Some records
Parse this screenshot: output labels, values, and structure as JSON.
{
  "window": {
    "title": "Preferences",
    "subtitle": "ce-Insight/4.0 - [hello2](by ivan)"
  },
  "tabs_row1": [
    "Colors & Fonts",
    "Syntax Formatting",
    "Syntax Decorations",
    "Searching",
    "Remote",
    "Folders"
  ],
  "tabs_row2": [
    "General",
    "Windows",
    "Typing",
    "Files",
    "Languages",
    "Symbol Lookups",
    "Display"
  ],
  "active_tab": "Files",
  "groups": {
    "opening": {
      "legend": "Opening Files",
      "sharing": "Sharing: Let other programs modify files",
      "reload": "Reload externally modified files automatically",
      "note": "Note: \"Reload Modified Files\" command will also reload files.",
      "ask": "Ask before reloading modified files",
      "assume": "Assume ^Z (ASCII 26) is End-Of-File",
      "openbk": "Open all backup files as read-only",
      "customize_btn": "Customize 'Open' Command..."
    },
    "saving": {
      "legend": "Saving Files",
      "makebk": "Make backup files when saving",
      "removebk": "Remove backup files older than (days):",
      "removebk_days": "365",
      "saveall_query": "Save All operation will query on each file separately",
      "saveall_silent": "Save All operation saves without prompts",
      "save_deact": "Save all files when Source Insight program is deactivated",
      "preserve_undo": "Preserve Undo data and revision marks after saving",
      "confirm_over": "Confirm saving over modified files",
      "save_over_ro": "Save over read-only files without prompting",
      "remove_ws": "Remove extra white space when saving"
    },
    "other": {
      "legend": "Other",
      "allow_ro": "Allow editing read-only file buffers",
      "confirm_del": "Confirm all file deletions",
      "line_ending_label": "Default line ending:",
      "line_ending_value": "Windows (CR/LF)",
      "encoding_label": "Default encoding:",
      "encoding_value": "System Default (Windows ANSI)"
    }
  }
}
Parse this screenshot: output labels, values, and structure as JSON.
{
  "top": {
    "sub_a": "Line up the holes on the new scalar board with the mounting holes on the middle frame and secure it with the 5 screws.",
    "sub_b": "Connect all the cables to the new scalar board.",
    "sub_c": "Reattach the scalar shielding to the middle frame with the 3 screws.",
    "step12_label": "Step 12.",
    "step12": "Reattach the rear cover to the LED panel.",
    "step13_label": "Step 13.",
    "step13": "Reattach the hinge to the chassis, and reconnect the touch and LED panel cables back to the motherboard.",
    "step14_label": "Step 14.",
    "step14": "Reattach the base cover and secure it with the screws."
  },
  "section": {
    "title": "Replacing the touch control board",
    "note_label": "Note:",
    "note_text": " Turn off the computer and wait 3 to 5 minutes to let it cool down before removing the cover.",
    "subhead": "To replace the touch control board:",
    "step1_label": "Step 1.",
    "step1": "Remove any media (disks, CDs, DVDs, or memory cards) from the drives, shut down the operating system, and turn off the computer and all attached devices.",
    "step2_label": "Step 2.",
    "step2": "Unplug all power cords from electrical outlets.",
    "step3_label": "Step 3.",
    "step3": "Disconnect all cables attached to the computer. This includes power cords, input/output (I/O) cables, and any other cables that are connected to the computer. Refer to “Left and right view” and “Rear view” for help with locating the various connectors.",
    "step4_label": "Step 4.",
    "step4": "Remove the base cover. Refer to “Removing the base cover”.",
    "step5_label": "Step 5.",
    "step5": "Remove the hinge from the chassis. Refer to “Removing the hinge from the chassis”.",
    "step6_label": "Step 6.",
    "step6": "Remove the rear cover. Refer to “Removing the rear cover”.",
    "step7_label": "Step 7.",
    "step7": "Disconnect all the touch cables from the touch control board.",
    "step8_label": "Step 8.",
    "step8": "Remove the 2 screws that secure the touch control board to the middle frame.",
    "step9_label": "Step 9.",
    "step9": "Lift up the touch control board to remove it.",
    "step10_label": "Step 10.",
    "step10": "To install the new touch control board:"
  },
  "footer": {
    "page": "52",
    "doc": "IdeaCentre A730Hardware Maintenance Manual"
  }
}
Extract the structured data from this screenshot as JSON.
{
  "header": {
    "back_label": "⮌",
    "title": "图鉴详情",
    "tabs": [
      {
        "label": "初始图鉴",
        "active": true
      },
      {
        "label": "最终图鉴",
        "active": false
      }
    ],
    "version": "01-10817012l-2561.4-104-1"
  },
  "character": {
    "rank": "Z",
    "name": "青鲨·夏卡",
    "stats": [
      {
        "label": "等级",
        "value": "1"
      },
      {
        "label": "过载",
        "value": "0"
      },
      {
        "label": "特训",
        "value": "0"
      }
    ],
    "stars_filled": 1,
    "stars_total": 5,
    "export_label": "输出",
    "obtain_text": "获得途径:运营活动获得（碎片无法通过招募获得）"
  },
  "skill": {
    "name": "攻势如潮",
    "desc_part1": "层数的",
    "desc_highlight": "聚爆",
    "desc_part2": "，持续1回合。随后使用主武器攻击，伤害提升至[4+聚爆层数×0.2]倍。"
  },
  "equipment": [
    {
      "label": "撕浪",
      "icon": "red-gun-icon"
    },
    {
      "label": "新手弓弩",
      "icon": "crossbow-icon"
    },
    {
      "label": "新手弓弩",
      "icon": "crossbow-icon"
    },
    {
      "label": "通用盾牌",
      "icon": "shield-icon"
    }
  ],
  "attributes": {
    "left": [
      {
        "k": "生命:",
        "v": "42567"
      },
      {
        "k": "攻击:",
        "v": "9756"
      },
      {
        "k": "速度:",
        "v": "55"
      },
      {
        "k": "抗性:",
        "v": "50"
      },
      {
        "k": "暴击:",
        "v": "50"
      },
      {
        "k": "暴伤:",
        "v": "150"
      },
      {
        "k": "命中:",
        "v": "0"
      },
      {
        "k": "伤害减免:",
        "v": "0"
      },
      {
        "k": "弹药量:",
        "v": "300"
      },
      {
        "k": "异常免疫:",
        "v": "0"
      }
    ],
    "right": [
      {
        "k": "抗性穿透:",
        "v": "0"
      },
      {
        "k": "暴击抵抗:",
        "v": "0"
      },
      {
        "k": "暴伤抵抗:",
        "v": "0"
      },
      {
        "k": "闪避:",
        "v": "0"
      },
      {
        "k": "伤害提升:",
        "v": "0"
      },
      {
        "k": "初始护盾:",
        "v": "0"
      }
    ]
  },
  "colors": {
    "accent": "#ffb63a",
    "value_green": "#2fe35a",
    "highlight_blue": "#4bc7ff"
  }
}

● **Given problem**: Reproduce the entries above exactly.

● **Exercise answer**:
Parse this screenshot: output labels, values, and structure as JSON.
{
  "window": {
    "title": "Preferences",
    "subtitle": "ce-Insight/4.0 - [hello2](by ivan)"
  },
  "tabs_row1": [
    "Colors & Fonts",
    "Syntax Formatting",
    "Syntax Decorations",
    "Searching",
    "Remote",
    "Folders"
  ],
  "tabs_row2": [
    "General",
    "Windows",
    "Typing",
    "Files",
    "Languages",
    "Symbol Lookups",
    "Display"
  ],
  "active_tab": "Files",
  "groups": {
    "opening": {
      "legend": "Opening Files",
      "sharing": "Sharing: Let other programs modify files",
      "reload": "Reload externally modified files automatically",
      "note": "Note: \"Reload Modified Files\" command will also reload files.",
      "ask": "Ask before reloading modified files",
      "assume": "Assume ^Z (ASCII 26) is End-Of-File",
      "openbk": "Open all backup files as read-only",
      "customize_btn": "Customize 'Open' Command..."
    },
    "saving": {
      "legend": "Saving Files",
      "makebk": "Make backup files when saving",
      "removebk": "Remove backup files older than (days):",
      "removebk_days": "365",
      "saveall_query": "Save All operation will query on each file separately",
      "saveall_silent": "Save All operation saves without prompts",
      "save_deact": "Save all files when Source Insight program is deactivated",
      "preserve_undo": "Preserve Undo data and revision marks after saving",
      "confirm_over": "Confirm saving over modified files",
      "save_over_ro": "Save over read-only files without prompting",
      "remove_ws": "Remove extra white space when saving"
    },
    "other": {
      "legend": "Other",
      "allow_ro": "Allow editing read-only file buffers",
      "confirm_del": "Confirm all file deletions",
      "line_ending_label": "Default line ending:",
      "line_ending_value": "Windows (CR/LF)",
      "encoding_label": "Default encoding:",
      "encoding_value": "System Default (Windows ANSI)"
    }
  }
}
Parse this screenshot: output labels, values, and structure as JSON.
{
  "top": {
    "sub_a": "Line up the holes on the new scalar board with the mounting holes on the middle frame and secure it with the 5 screws.",
    "sub_b": "Connect all the cables to the new scalar board.",
    "sub_c": "Reattach the scalar shielding to the middle frame with the 3 screws.",
    "step12_label": "Step 12.",
    "step12": "Reattach the rear cover to the LED panel.",
    "step13_label": "Step 13.",
    "step13": "Reattach the hinge to the chassis, and reconnect the touch and LED panel cables back to the motherboard.",
    "step14_label": "Step 14.",
    "step14": "Reattach the base cover and secure it with the screws."
  },
  "section": {
    "title": "Replacing the touch control board",
    "note_label": "Note:",
    "note_text": " Turn off the computer and wait 3 to 5 minutes to let it cool down before removing the cover.",
    "subhead": "To replace the touch control board:",
    "step1_label": "Step 1.",
    "step1": "Remove any media (disks, CDs, DVDs, or memory cards) from the drives, shut down the operating system, and turn off the computer and all attached devices.",
    "step2_label": "Step 2.",
    "step2": "Unplug all power cords from electrical outlets.",
    "step3_label": "Step 3.",
    "step3": "Disconnect all cables attached to the computer. This includes power cords, input/output (I/O) cables, and any other cables that are connected to the computer. Refer to “Left and right view” and “Rear view” for help with locating the various connectors.",
    "step4_label": "Step 4.",
    "step4": "Remove the base cover. Refer to “Removing the base cover”.",
    "step5_label": "Step 5.",
    "step5": "Remove the hinge from the chassis. Refer to “Removing the hinge from the chassis”.",
    "step6_label": "Step 6.",
    "step6": "Remove the rear cover. Refer to “Removing the rear cover”.",
    "step7_label": "Step 7.",
    "step7": "Disconnect all the touch cables from the touch control board.",
    "step8_label": "Step 8.",
    "step8": "Remove the 2 screws that secure the touch control board to the middle frame.",
    "step9_label": "Step 9.",
    "step9": "Lift up the touch control board to remove it.",
    "step10_label": "Step 10.",
    "step10": "To install the new touch control board:"
  },
  "footer": {
    "page": "52",
    "doc": "IdeaCentre A730Hardware Maintenance Manual"
  }
}
Extract the structured data from this screenshot as JSON.
{
  "header": {
    "back_label": "⮌",
    "title": "图鉴详情",
    "tabs": [
      {
        "label": "初始图鉴",
        "active": true
      },
      {
        "label": "最终图鉴",
        "active": false
      }
    ],
    "version": "01-10817012l-2561.4-104-1"
  },
  "character": {
    "rank": "Z",
    "name": "青鲨·夏卡",
    "stats": [
      {
        "label": "等级",
        "value": "1"
      },
      {
        "label": "过载",
        "value": "0"
      },
      {
        "label": "特训",
        "value": "0"
      }
    ],
    "stars_filled": 1,
    "stars_total": 5,
    "export_label": "输出",
    "obtain_text": "获得途径:运营活动获得（碎片无法通过招募获得）"
  },
  "skill": {
    "name": "攻势如潮",
    "desc_part1": "层数的",
    "desc_highlight": "聚爆",
    "desc_part2": "，持续1回合。随后使用主武器攻击，伤害提升至[4+聚爆层数×0.2]倍。"
  },
  "equipment": [
    {
      "label": "撕浪",
      "icon": "red-gun-icon"
    },
    {
      "label": "新手弓弩",
      "icon": "crossbow-icon"
    },
    {
      "label": "新手弓弩",
      "icon": "crossbow-icon"
    },
    {
      "label": "通用盾牌",
      "icon": "shield-icon"
    }
  ],
  "attributes": {
    "left": [
      {
        "k": "生命:",
        "v": "42567"
      },
      {
        "k": "攻击:",
        "v": "9756"
      },
      {
        "k": "速度:",
        "v": "55"
      },
      {
        "k": "抗性:",
        "v": "50"
      },
      {
        "k": "暴击:",
        "v": "50"
      },
      {
        "k": "暴伤:",
        "v": "150"
      },
      {
        "k": "命中:",
        "v": "0"
      },
      {
        "k": "伤害减免:",
        "v": "0"
      },
      {
        "k": "弹药量:",
        "v": "300"
      },
      {
        "k": "异常免疫:",
        "v": "0"
      }
    ],
    "right": [
      {
        "k": "抗性穿透:",
        "v": "0"
      },
      {
        "k": "暴击抵抗:",
        "v": "0"
      },
      {
        "k": "暴伤抵抗:",
        "v": "0"
      },
      {
        "k": "闪避:",
        "v": "0"
      },
      {
        "k": "伤害提升:",
        "v": "0"
      },
      {
        "k": "初始护盾:",
        "v": "0"
      }
    ]
  },
  "colors": {
    "accent": "#ffb63a",
    "value_green": "#2fe35a",
    "highlight_blue": "#4bc7ff"
  }
}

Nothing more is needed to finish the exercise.